[Rows from a figure dataset]
>> begin

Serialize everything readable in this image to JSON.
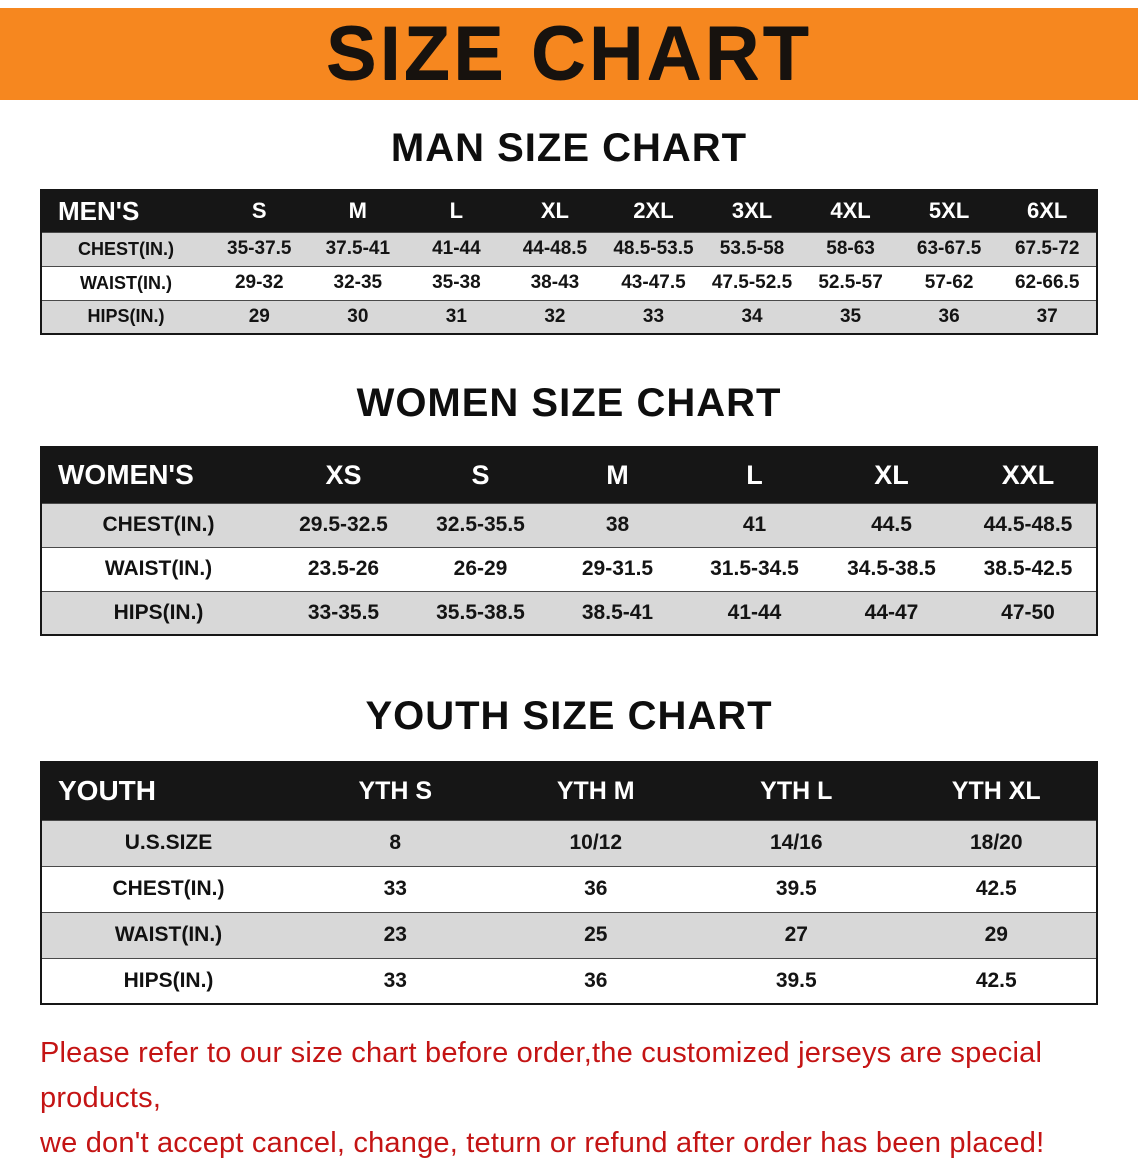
{
  "banner": {
    "title": "SIZE CHART"
  },
  "colors": {
    "banner_bg": "#f6871f",
    "table_header_bg": "#161616",
    "shaded_row": "#d8d8d8",
    "disclaimer_text": "#c41414"
  },
  "men": {
    "heading": "MAN SIZE CHART",
    "corner": "MEN'S",
    "sizes": [
      "S",
      "M",
      "L",
      "XL",
      "2XL",
      "3XL",
      "4XL",
      "5XL",
      "6XL"
    ],
    "rows": [
      {
        "label": "CHEST(IN.)",
        "values": [
          "35-37.5",
          "37.5-41",
          "41-44",
          "44-48.5",
          "48.5-53.5",
          "53.5-58",
          "58-63",
          "63-67.5",
          "67.5-72"
        ]
      },
      {
        "label": "WAIST(IN.)",
        "values": [
          "29-32",
          "32-35",
          "35-38",
          "38-43",
          "43-47.5",
          "47.5-52.5",
          "52.5-57",
          "57-62",
          "62-66.5"
        ]
      },
      {
        "label": "HIPS(IN.)",
        "values": [
          "29",
          "30",
          "31",
          "32",
          "33",
          "34",
          "35",
          "36",
          "37"
        ]
      }
    ]
  },
  "women": {
    "heading": "WOMEN SIZE CHART",
    "corner": "WOMEN'S",
    "sizes": [
      "XS",
      "S",
      "M",
      "L",
      "XL",
      "XXL"
    ],
    "rows": [
      {
        "label": "CHEST(IN.)",
        "values": [
          "29.5-32.5",
          "32.5-35.5",
          "38",
          "41",
          "44.5",
          "44.5-48.5"
        ]
      },
      {
        "label": "WAIST(IN.)",
        "values": [
          "23.5-26",
          "26-29",
          "29-31.5",
          "31.5-34.5",
          "34.5-38.5",
          "38.5-42.5"
        ]
      },
      {
        "label": "HIPS(IN.)",
        "values": [
          "33-35.5",
          "35.5-38.5",
          "38.5-41",
          "41-44",
          "44-47",
          "47-50"
        ]
      }
    ]
  },
  "youth": {
    "heading": "YOUTH SIZE CHART",
    "corner": "YOUTH",
    "sizes": [
      "YTH S",
      "YTH M",
      "YTH L",
      "YTH XL"
    ],
    "rows": [
      {
        "label": "U.S.SIZE",
        "values": [
          "8",
          "10/12",
          "14/16",
          "18/20"
        ]
      },
      {
        "label": "CHEST(IN.)",
        "values": [
          "33",
          "36",
          "39.5",
          "42.5"
        ]
      },
      {
        "label": "WAIST(IN.)",
        "values": [
          "23",
          "25",
          "27",
          "29"
        ]
      },
      {
        "label": "HIPS(IN.)",
        "values": [
          "33",
          "36",
          "39.5",
          "42.5"
        ]
      }
    ]
  },
  "disclaimer": {
    "line1": "Please refer to our size chart before order,the customized jerseys are special products,",
    "line2": "we don't accept cancel, change, teturn or refund after order has been placed!"
  }
}
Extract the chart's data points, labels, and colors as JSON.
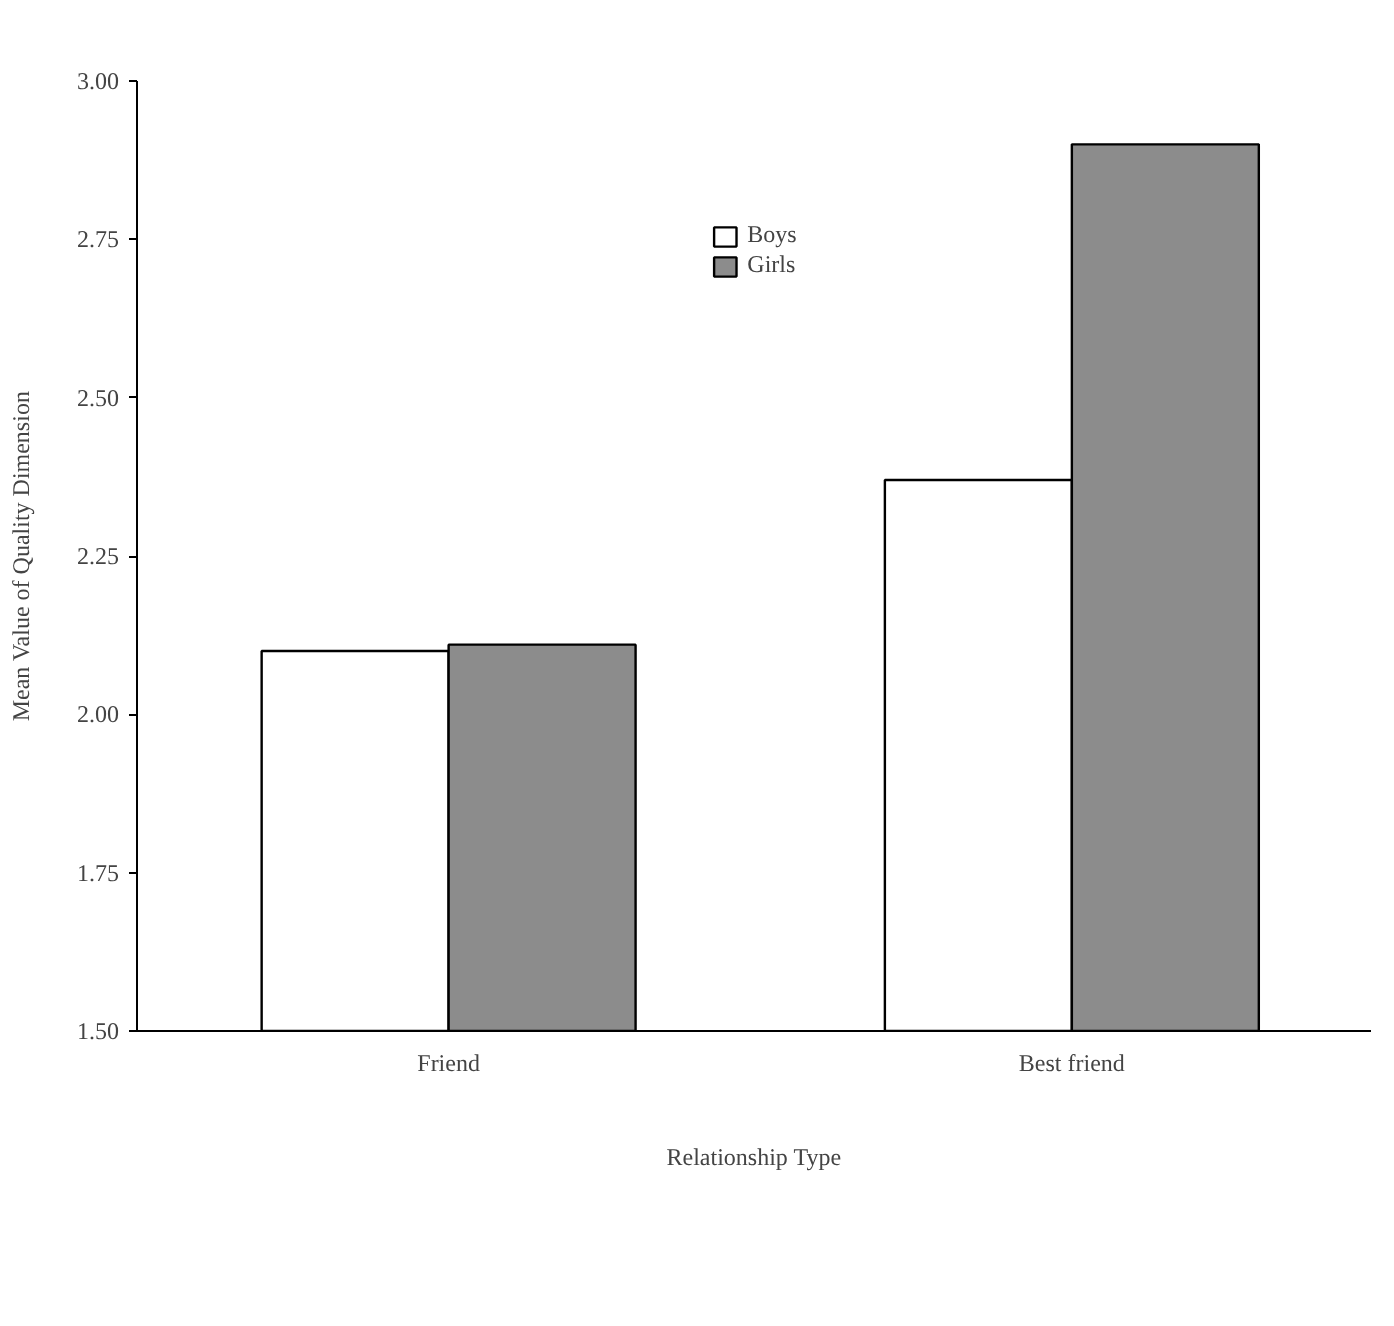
{
  "chart_data": {
    "type": "bar",
    "xlabel": "Relationship Type",
    "ylabel": "Mean Value of Quality Dimension",
    "categories": [
      "Friend",
      "Best friend"
    ],
    "series": [
      {
        "name": "Boys",
        "color": "#ffffff",
        "values": [
          2.1,
          2.37
        ]
      },
      {
        "name": "Girls",
        "color": "#8c8c8c",
        "values": [
          2.11,
          2.9
        ]
      }
    ],
    "ylim": [
      1.5,
      3.0
    ],
    "yticks": [
      {
        "value": 1.5,
        "label": "1.50"
      },
      {
        "value": 1.75,
        "label": "1.75"
      },
      {
        "value": 2.0,
        "label": "2.00"
      },
      {
        "value": 2.25,
        "label": "2.25"
      },
      {
        "value": 2.5,
        "label": "2.50"
      },
      {
        "value": 2.75,
        "label": "2.75"
      },
      {
        "value": 3.0,
        "label": "3.00"
      }
    ],
    "grid": false,
    "legend": "top"
  }
}
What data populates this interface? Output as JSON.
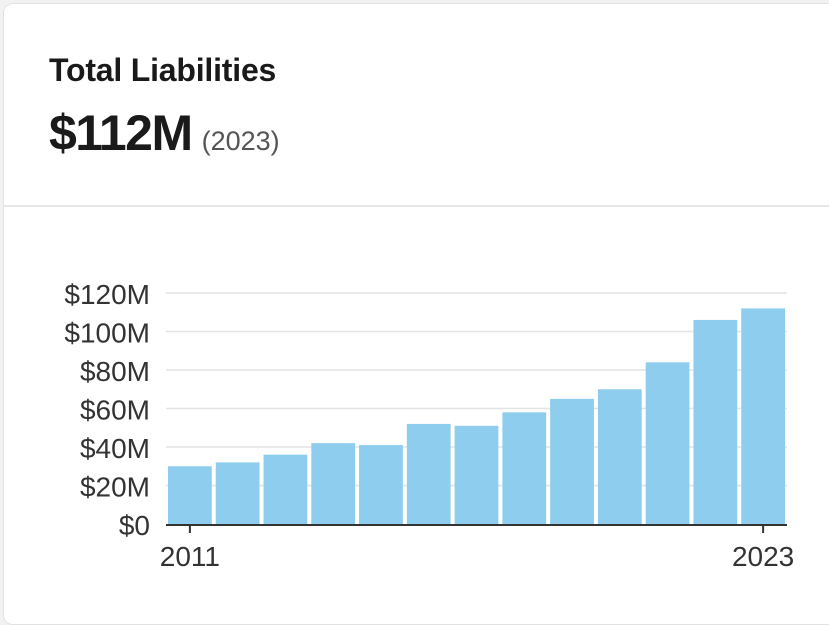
{
  "card": {
    "title": "Total Liabilities",
    "value": "$112M",
    "year": "(2023)"
  },
  "colors": {
    "bar": "#8ecdee",
    "gridline": "#e4e4e4",
    "axis": "#333333",
    "text": "#1a1a1a",
    "muted": "#555555"
  },
  "chart_data": {
    "type": "bar",
    "title": "Total Liabilities",
    "xlabel": "",
    "ylabel": "",
    "categories": [
      "2011",
      "2012",
      "2013",
      "2014",
      "2015",
      "2016",
      "2017",
      "2018",
      "2019",
      "2020",
      "2021",
      "2022",
      "2023"
    ],
    "values": [
      30,
      32,
      36,
      42,
      41,
      52,
      51,
      58,
      65,
      70,
      84,
      106,
      112
    ],
    "unit": "$M",
    "ylim": [
      0,
      120
    ],
    "y_ticks": [
      "$0",
      "$20M",
      "$40M",
      "$60M",
      "$80M",
      "$100M",
      "$120M"
    ],
    "x_tick_labels": [
      "2011",
      "2023"
    ],
    "grid": true,
    "legend": "none"
  }
}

>> end

#### [Job]
The lines to be quoted run from the line containing "What data populates" through the end of the entries above, both included; quote them exactly and leave out any pictures.

#### [The reply]
What data populates this interface? Output as JSON.
{
  "card": {
    "title": "Total Liabilities",
    "value": "$112M",
    "year": "(2023)"
  },
  "colors": {
    "bar": "#8ecdee",
    "gridline": "#e4e4e4",
    "axis": "#333333",
    "text": "#1a1a1a",
    "muted": "#555555"
  },
  "chart_data": {
    "type": "bar",
    "title": "Total Liabilities",
    "xlabel": "",
    "ylabel": "",
    "categories": [
      "2011",
      "2012",
      "2013",
      "2014",
      "2015",
      "2016",
      "2017",
      "2018",
      "2019",
      "2020",
      "2021",
      "2022",
      "2023"
    ],
    "values": [
      30,
      32,
      36,
      42,
      41,
      52,
      51,
      58,
      65,
      70,
      84,
      106,
      112
    ],
    "unit": "$M",
    "ylim": [
      0,
      120
    ],
    "y_ticks": [
      "$0",
      "$20M",
      "$40M",
      "$60M",
      "$80M",
      "$100M",
      "$120M"
    ],
    "x_tick_labels": [
      "2011",
      "2023"
    ],
    "grid": true,
    "legend": "none"
  }
}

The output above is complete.